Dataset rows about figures
>>>>>
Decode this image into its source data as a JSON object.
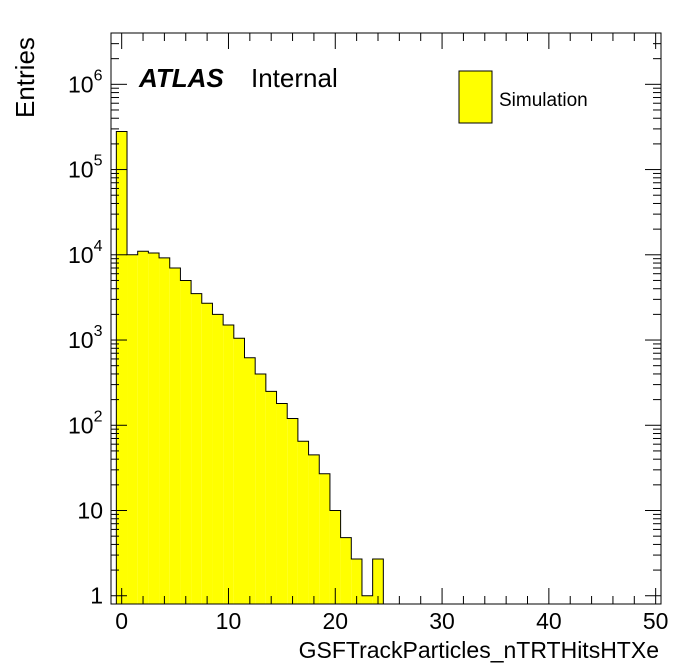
{
  "chart_data": {
    "type": "bar",
    "subtype": "histogram",
    "xlabel": "GSFTrackParticles_nTRTHitsHTXe",
    "ylabel": "Entries",
    "atlas_label": "ATLAS",
    "atlas_status": "Internal",
    "legend": {
      "position": "top-right",
      "entries": [
        "Simulation"
      ]
    },
    "fill_color": "#ffff00",
    "line_color": "#000000",
    "y_scale": "log",
    "xlim": [
      -1,
      50.5
    ],
    "ylim": [
      0.8,
      4000000
    ],
    "bin_width": 1,
    "x_ticks": [
      {
        "value": 0,
        "label": "0"
      },
      {
        "value": 10,
        "label": "10"
      },
      {
        "value": 20,
        "label": "20"
      },
      {
        "value": 30,
        "label": "30"
      },
      {
        "value": 40,
        "label": "40"
      },
      {
        "value": 50,
        "label": "50"
      }
    ],
    "y_ticks": [
      {
        "value": 1,
        "base": "1",
        "exp": ""
      },
      {
        "value": 10,
        "base": "10",
        "exp": ""
      },
      {
        "value": 100,
        "base": "10",
        "exp": "2"
      },
      {
        "value": 1000,
        "base": "10",
        "exp": "3"
      },
      {
        "value": 10000,
        "base": "10",
        "exp": "4"
      },
      {
        "value": 100000,
        "base": "10",
        "exp": "5"
      },
      {
        "value": 1000000,
        "base": "10",
        "exp": "6"
      }
    ],
    "bin_low_edges": [
      -0.5,
      0.5,
      1.5,
      2.5,
      3.5,
      4.5,
      5.5,
      6.5,
      7.5,
      8.5,
      9.5,
      10.5,
      11.5,
      12.5,
      13.5,
      14.5,
      15.5,
      16.5,
      17.5,
      18.5,
      19.5,
      20.5,
      21.5,
      22.5,
      23.5,
      24.5
    ],
    "values": [
      280000,
      10000,
      11000,
      10500,
      9200,
      7000,
      5000,
      3500,
      2700,
      2000,
      1500,
      1050,
      620,
      400,
      250,
      180,
      120,
      65,
      45,
      27,
      10,
      4.8,
      2.7,
      1,
      2.7,
      0
    ]
  }
}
<<<<<
Set task: Using the data above, write out every line exactly, leaving the images behind.

Written solution:
Decode this image into its source data as a JSON object.
{
  "chart_data": {
    "type": "bar",
    "subtype": "histogram",
    "xlabel": "GSFTrackParticles_nTRTHitsHTXe",
    "ylabel": "Entries",
    "atlas_label": "ATLAS",
    "atlas_status": "Internal",
    "legend": {
      "position": "top-right",
      "entries": [
        "Simulation"
      ]
    },
    "fill_color": "#ffff00",
    "line_color": "#000000",
    "y_scale": "log",
    "xlim": [
      -1,
      50.5
    ],
    "ylim": [
      0.8,
      4000000
    ],
    "bin_width": 1,
    "x_ticks": [
      {
        "value": 0,
        "label": "0"
      },
      {
        "value": 10,
        "label": "10"
      },
      {
        "value": 20,
        "label": "20"
      },
      {
        "value": 30,
        "label": "30"
      },
      {
        "value": 40,
        "label": "40"
      },
      {
        "value": 50,
        "label": "50"
      }
    ],
    "y_ticks": [
      {
        "value": 1,
        "base": "1",
        "exp": ""
      },
      {
        "value": 10,
        "base": "10",
        "exp": ""
      },
      {
        "value": 100,
        "base": "10",
        "exp": "2"
      },
      {
        "value": 1000,
        "base": "10",
        "exp": "3"
      },
      {
        "value": 10000,
        "base": "10",
        "exp": "4"
      },
      {
        "value": 100000,
        "base": "10",
        "exp": "5"
      },
      {
        "value": 1000000,
        "base": "10",
        "exp": "6"
      }
    ],
    "bin_low_edges": [
      -0.5,
      0.5,
      1.5,
      2.5,
      3.5,
      4.5,
      5.5,
      6.5,
      7.5,
      8.5,
      9.5,
      10.5,
      11.5,
      12.5,
      13.5,
      14.5,
      15.5,
      16.5,
      17.5,
      18.5,
      19.5,
      20.5,
      21.5,
      22.5,
      23.5,
      24.5
    ],
    "values": [
      280000,
      10000,
      11000,
      10500,
      9200,
      7000,
      5000,
      3500,
      2700,
      2000,
      1500,
      1050,
      620,
      400,
      250,
      180,
      120,
      65,
      45,
      27,
      10,
      4.8,
      2.7,
      1,
      2.7,
      0
    ]
  }
}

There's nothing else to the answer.